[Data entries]
•••••
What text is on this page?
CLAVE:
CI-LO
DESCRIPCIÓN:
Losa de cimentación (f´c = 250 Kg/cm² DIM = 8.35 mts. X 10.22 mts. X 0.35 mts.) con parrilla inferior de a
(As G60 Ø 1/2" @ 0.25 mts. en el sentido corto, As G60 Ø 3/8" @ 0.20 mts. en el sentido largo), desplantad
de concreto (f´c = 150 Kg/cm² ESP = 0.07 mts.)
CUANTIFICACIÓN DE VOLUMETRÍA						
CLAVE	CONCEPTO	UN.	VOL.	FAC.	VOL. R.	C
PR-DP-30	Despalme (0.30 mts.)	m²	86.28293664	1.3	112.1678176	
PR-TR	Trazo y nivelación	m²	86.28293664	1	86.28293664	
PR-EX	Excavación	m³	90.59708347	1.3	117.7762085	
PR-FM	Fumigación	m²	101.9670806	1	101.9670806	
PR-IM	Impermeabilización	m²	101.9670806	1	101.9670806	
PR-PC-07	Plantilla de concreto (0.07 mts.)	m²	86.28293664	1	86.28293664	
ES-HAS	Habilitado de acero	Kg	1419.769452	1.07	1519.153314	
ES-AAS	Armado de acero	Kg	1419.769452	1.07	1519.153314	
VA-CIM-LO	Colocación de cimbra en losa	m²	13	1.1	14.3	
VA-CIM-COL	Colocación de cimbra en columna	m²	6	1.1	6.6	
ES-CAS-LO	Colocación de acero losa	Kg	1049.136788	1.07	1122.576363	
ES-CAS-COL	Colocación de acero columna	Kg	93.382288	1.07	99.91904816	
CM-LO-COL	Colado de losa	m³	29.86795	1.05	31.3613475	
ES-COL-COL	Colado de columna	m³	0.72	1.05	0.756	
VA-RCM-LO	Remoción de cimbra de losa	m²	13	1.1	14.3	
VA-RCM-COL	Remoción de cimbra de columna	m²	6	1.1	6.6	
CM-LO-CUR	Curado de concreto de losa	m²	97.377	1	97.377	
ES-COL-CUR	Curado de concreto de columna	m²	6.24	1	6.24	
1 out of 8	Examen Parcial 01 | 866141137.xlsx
•••••
## Your objective:
All of the material must be reproduced exactly.

## Reply to the exercise:
What text is on this page?
CLAVE:
CI-LO
DESCRIPCIÓN:
Losa de cimentación (f´c = 250 Kg/cm² DIM = 8.35 mts. X 10.22 mts. X 0.35 mts.) con parrilla inferior de a
(As G60 Ø 1/2" @ 0.25 mts. en el sentido corto, As G60 Ø 3/8" @ 0.20 mts. en el sentido largo), desplantad
de concreto (f´c = 150 Kg/cm² ESP = 0.07 mts.)
CUANTIFICACIÓN DE VOLUMETRÍA						
CLAVE	CONCEPTO	UN.	VOL.	FAC.	VOL. R.	C
PR-DP-30	Despalme (0.30 mts.)	m²	86.28293664	1.3	112.1678176	
PR-TR	Trazo y nivelación	m²	86.28293664	1	86.28293664	
PR-EX	Excavación	m³	90.59708347	1.3	117.7762085	
PR-FM	Fumigación	m²	101.9670806	1	101.9670806	
PR-IM	Impermeabilización	m²	101.9670806	1	101.9670806	
PR-PC-07	Plantilla de concreto (0.07 mts.)	m²	86.28293664	1	86.28293664	
ES-HAS	Habilitado de acero	Kg	1419.769452	1.07	1519.153314	
ES-AAS	Armado de acero	Kg	1419.769452	1.07	1519.153314	
VA-CIM-LO	Colocación de cimbra en losa	m²	13	1.1	14.3	
VA-CIM-COL	Colocación de cimbra en columna	m²	6	1.1	6.6	
ES-CAS-LO	Colocación de acero losa	Kg	1049.136788	1.07	1122.576363	
ES-CAS-COL	Colocación de acero columna	Kg	93.382288	1.07	99.91904816	
CM-LO-COL	Colado de losa	m³	29.86795	1.05	31.3613475	
ES-COL-COL	Colado de columna	m³	0.72	1.05	0.756	
VA-RCM-LO	Remoción de cimbra de losa	m²	13	1.1	14.3	
VA-RCM-COL	Remoción de cimbra de columna	m²	6	1.1	6.6	
CM-LO-CUR	Curado de concreto de losa	m²	97.377	1	97.377	
ES-COL-CUR	Curado de concreto de columna	m²	6.24	1	6.24	
1 out of 8	Examen Parcial 01 | 866141137.xlsx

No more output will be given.